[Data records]
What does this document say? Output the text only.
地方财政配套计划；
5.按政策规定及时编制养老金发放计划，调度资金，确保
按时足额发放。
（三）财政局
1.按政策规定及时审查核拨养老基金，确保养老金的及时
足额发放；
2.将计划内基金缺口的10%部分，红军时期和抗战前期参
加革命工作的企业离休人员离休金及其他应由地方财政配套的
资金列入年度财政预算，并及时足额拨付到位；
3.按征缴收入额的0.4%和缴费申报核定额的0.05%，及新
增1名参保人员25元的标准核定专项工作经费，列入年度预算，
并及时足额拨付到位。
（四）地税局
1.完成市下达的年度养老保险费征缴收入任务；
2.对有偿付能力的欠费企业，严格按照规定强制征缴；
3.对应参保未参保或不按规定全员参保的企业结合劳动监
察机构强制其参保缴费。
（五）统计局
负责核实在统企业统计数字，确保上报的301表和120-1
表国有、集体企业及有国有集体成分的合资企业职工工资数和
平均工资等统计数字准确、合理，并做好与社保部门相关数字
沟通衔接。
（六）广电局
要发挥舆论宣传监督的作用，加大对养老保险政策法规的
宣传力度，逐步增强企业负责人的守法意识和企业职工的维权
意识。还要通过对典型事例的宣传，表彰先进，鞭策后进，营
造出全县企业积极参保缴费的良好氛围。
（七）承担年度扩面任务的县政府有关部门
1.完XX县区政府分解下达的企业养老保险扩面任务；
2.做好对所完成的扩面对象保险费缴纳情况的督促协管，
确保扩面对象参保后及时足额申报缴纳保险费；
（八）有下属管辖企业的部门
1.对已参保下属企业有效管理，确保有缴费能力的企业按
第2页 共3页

• Task prompt:
Your task is to give the records above again, exactly.

• Response:
What does this document say? Output the text only.
地方财政配套计划；
5.按政策规定及时编制养老金发放计划，调度资金，确保
按时足额发放。
（三）财政局
1.按政策规定及时审查核拨养老基金，确保养老金的及时
足额发放；
2.将计划内基金缺口的10%部分，红军时期和抗战前期参
加革命工作的企业离休人员离休金及其他应由地方财政配套的
资金列入年度财政预算，并及时足额拨付到位；
3.按征缴收入额的0.4%和缴费申报核定额的0.05%，及新
增1名参保人员25元的标准核定专项工作经费，列入年度预算，
并及时足额拨付到位。
（四）地税局
1.完成市下达的年度养老保险费征缴收入任务；
2.对有偿付能力的欠费企业，严格按照规定强制征缴；
3.对应参保未参保或不按规定全员参保的企业结合劳动监
察机构强制其参保缴费。
（五）统计局
负责核实在统企业统计数字，确保上报的301表和120-1
表国有、集体企业及有国有集体成分的合资企业职工工资数和
平均工资等统计数字准确、合理，并做好与社保部门相关数字
沟通衔接。
（六）广电局
要发挥舆论宣传监督的作用，加大对养老保险政策法规的
宣传力度，逐步增强企业负责人的守法意识和企业职工的维权
意识。还要通过对典型事例的宣传，表彰先进，鞭策后进，营
造出全县企业积极参保缴费的良好氛围。
（七）承担年度扩面任务的县政府有关部门
1.完XX县区政府分解下达的企业养老保险扩面任务；
2.做好对所完成的扩面对象保险费缴纳情况的督促协管，
确保扩面对象参保后及时足额申报缴纳保险费；
（八）有下属管辖企业的部门
1.对已参保下属企业有效管理，确保有缴费能力的企业按
第2页 共3页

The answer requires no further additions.